[Entries from a visual dataset]
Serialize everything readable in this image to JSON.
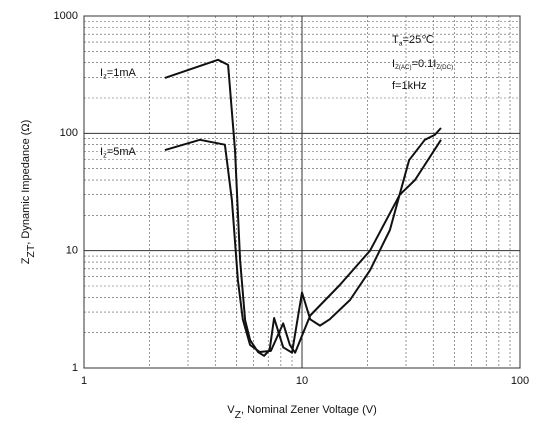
{
  "chart_data": {
    "type": "line",
    "xlabel": [
      "V",
      "Z",
      ", Nominal Zener Voltage (V)"
    ],
    "ylabel": [
      "Z",
      "ZT",
      ", Dynamic Impedance (Ω)"
    ],
    "xscale": "log",
    "yscale": "log",
    "grid": true,
    "xlim": [
      1,
      100
    ],
    "xticks": [
      1,
      10,
      100
    ],
    "ylim": [
      1,
      1000
    ],
    "yticks": [
      1,
      10,
      100,
      1000
    ],
    "annotations": [
      [
        "I",
        "z",
        "=1mA"
      ],
      [
        "I",
        "z",
        "=5mA"
      ],
      [
        "T",
        "a",
        "=25℃"
      ],
      [
        "I",
        "Z(AC)",
        "=0.1I",
        "Z(DC)"
      ],
      [
        "f=1kHz"
      ]
    ],
    "series": [
      {
        "color": "#111111",
        "x": [
          2.35,
          4.12,
          4.58,
          4.93,
          5.2,
          5.48,
          5.78,
          6.28,
          6.7,
          7.1,
          7.45,
          8.2,
          9.0,
          10.0,
          10.9,
          12.1,
          13.4,
          16.6,
          20.5,
          25.3,
          31,
          36.6,
          40.6,
          43.4
        ],
        "values": [
          297,
          423,
          383,
          72,
          8.3,
          2.56,
          1.73,
          1.37,
          1.27,
          1.42,
          2.67,
          1.5,
          1.35,
          4.4,
          2.6,
          2.3,
          2.6,
          3.8,
          6.8,
          15,
          59,
          88,
          97,
          111
        ]
      },
      {
        "color": "#111111",
        "x": [
          2.35,
          3.4,
          4.43,
          4.77,
          5.08,
          5.35,
          5.78,
          6.4,
          7.2,
          8.2,
          8.8,
          9.3,
          10.9,
          14.9,
          20.5,
          28.1,
          33,
          43.4
        ],
        "values": [
          72,
          88,
          80,
          27,
          5.6,
          2.6,
          1.57,
          1.37,
          1.4,
          2.4,
          1.57,
          1.35,
          2.8,
          5.1,
          10,
          30,
          40,
          88
        ]
      }
    ]
  }
}
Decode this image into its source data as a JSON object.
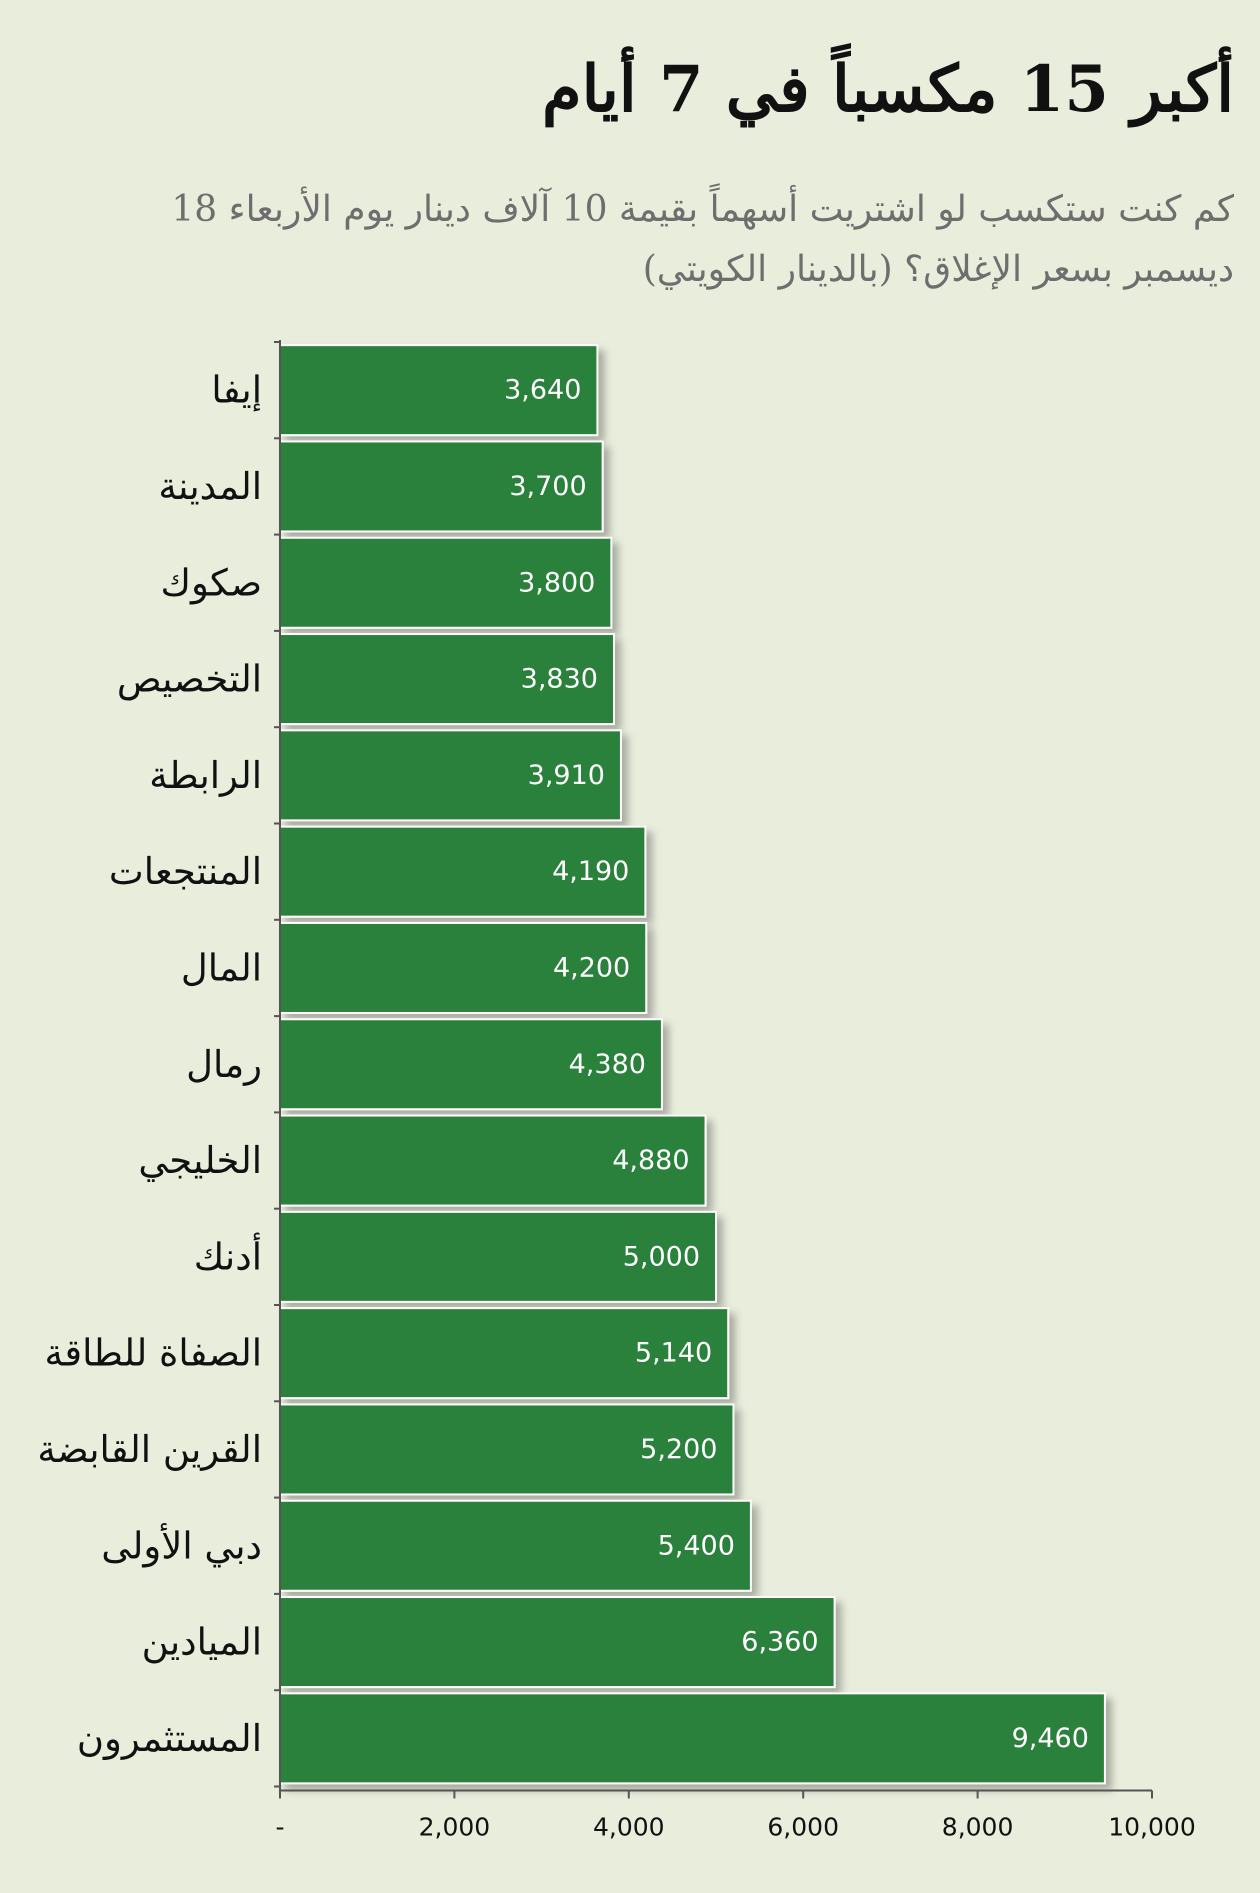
{
  "chart_data": {
    "type": "bar",
    "orientation": "horizontal",
    "title": "أكبر 15 مكسباً في 7 أيام",
    "subtitle": "كم كنت ستكسب لو اشتريت أسهماً بقيمة 10 آلاف دينار يوم الأربعاء 18 ديسمبر بسعر الإغلاق؟ (بالدينار الكويتي)",
    "categories": [
      "إيفا",
      "المدينة",
      "صكوك",
      "التخصيص",
      "الرابطة",
      "المنتجعات",
      "المال",
      "رمال",
      "الخليجي",
      "أدنك",
      "الصفاة للطاقة",
      "القرين القابضة",
      "دبي الأولى",
      "الميادين",
      "المستثمرون"
    ],
    "values": [
      3640,
      3700,
      3800,
      3830,
      3910,
      4190,
      4200,
      4380,
      4880,
      5000,
      5140,
      5200,
      5400,
      6360,
      9460
    ],
    "value_labels": [
      "3,640",
      "3,700",
      "3,800",
      "3,830",
      "3,910",
      "4,190",
      "4,200",
      "4,380",
      "4,880",
      "5,000",
      "5,140",
      "5,200",
      "5,400",
      "6,360",
      "9,460"
    ],
    "xlim": [
      0,
      10000
    ],
    "x_ticks": [
      0,
      2000,
      4000,
      6000,
      8000,
      10000
    ],
    "x_tick_labels": [
      "-",
      "2,000",
      "4,000",
      "6,000",
      "8,000",
      "10,000"
    ],
    "xlabel": "",
    "ylabel": "",
    "grid": false,
    "colors": {
      "bar": "#2b813b",
      "bar_border": "#ffffff",
      "background": "#e9eddc",
      "axis": "#555555",
      "subtitle_text": "#6e6e6e"
    }
  }
}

▸ **What you are asked to do**
Pictures are excluded; repeat every record exactly.

▸ **Answer to the problem**
Serialize everything readable in this image to JSON.
{
  "chart_data": {
    "type": "line",
    "xlabel": [
      "V",
      "Z",
      ", Nominal Zener Voltage (V)"
    ],
    "ylabel": [
      "Z",
      "ZT",
      ", Dynamic Impedance (Ω)"
    ],
    "xscale": "log",
    "yscale": "log",
    "grid": true,
    "xlim": [
      1,
      100
    ],
    "xticks": [
      1,
      10,
      100
    ],
    "ylim": [
      1,
      1000
    ],
    "yticks": [
      1,
      10,
      100,
      1000
    ],
    "annotations": [
      [
        "I",
        "z",
        "=1mA"
      ],
      [
        "I",
        "z",
        "=5mA"
      ],
      [
        "T",
        "a",
        "=25℃"
      ],
      [
        "I",
        "Z(AC)",
        "=0.1I",
        "Z(DC)"
      ],
      [
        "f=1kHz"
      ]
    ],
    "series": [
      {
        "color": "#111111",
        "x": [
          2.35,
          4.12,
          4.58,
          4.93,
          5.2,
          5.48,
          5.78,
          6.28,
          6.7,
          7.1,
          7.45,
          8.2,
          9.0,
          10.0,
          10.9,
          12.1,
          13.4,
          16.6,
          20.5,
          25.3,
          31,
          36.6,
          40.6,
          43.4
        ],
        "values": [
          297,
          423,
          383,
          72,
          8.3,
          2.56,
          1.73,
          1.37,
          1.27,
          1.42,
          2.67,
          1.5,
          1.35,
          4.4,
          2.6,
          2.3,
          2.6,
          3.8,
          6.8,
          15,
          59,
          88,
          97,
          111
        ]
      },
      {
        "color": "#111111",
        "x": [
          2.35,
          3.4,
          4.43,
          4.77,
          5.08,
          5.35,
          5.78,
          6.4,
          7.2,
          8.2,
          8.8,
          9.3,
          10.9,
          14.9,
          20.5,
          28.1,
          33,
          43.4
        ],
        "values": [
          72,
          88,
          80,
          27,
          5.6,
          2.6,
          1.57,
          1.37,
          1.4,
          2.4,
          1.57,
          1.35,
          2.8,
          5.1,
          10,
          30,
          40,
          88
        ]
      }
    ]
  }
}
Decode this image into its source data as a JSON object.
{
  "chart_data": {
    "type": "bar",
    "orientation": "horizontal",
    "title": "أكبر 15 مكسباً في 7 أيام",
    "subtitle": "كم كنت ستكسب لو اشتريت أسهماً بقيمة 10 آلاف دينار يوم الأربعاء 18 ديسمبر بسعر الإغلاق؟ (بالدينار الكويتي)",
    "categories": [
      "إيفا",
      "المدينة",
      "صكوك",
      "التخصيص",
      "الرابطة",
      "المنتجعات",
      "المال",
      "رمال",
      "الخليجي",
      "أدنك",
      "الصفاة للطاقة",
      "القرين القابضة",
      "دبي الأولى",
      "الميادين",
      "المستثمرون"
    ],
    "values": [
      3640,
      3700,
      3800,
      3830,
      3910,
      4190,
      4200,
      4380,
      4880,
      5000,
      5140,
      5200,
      5400,
      6360,
      9460
    ],
    "value_labels": [
      "3,640",
      "3,700",
      "3,800",
      "3,830",
      "3,910",
      "4,190",
      "4,200",
      "4,380",
      "4,880",
      "5,000",
      "5,140",
      "5,200",
      "5,400",
      "6,360",
      "9,460"
    ],
    "xlim": [
      0,
      10000
    ],
    "x_ticks": [
      0,
      2000,
      4000,
      6000,
      8000,
      10000
    ],
    "x_tick_labels": [
      "-",
      "2,000",
      "4,000",
      "6,000",
      "8,000",
      "10,000"
    ],
    "xlabel": "",
    "ylabel": "",
    "grid": false,
    "colors": {
      "bar": "#2b813b",
      "bar_border": "#ffffff",
      "background": "#e9eddc",
      "axis": "#555555",
      "subtitle_text": "#6e6e6e"
    }
  }
}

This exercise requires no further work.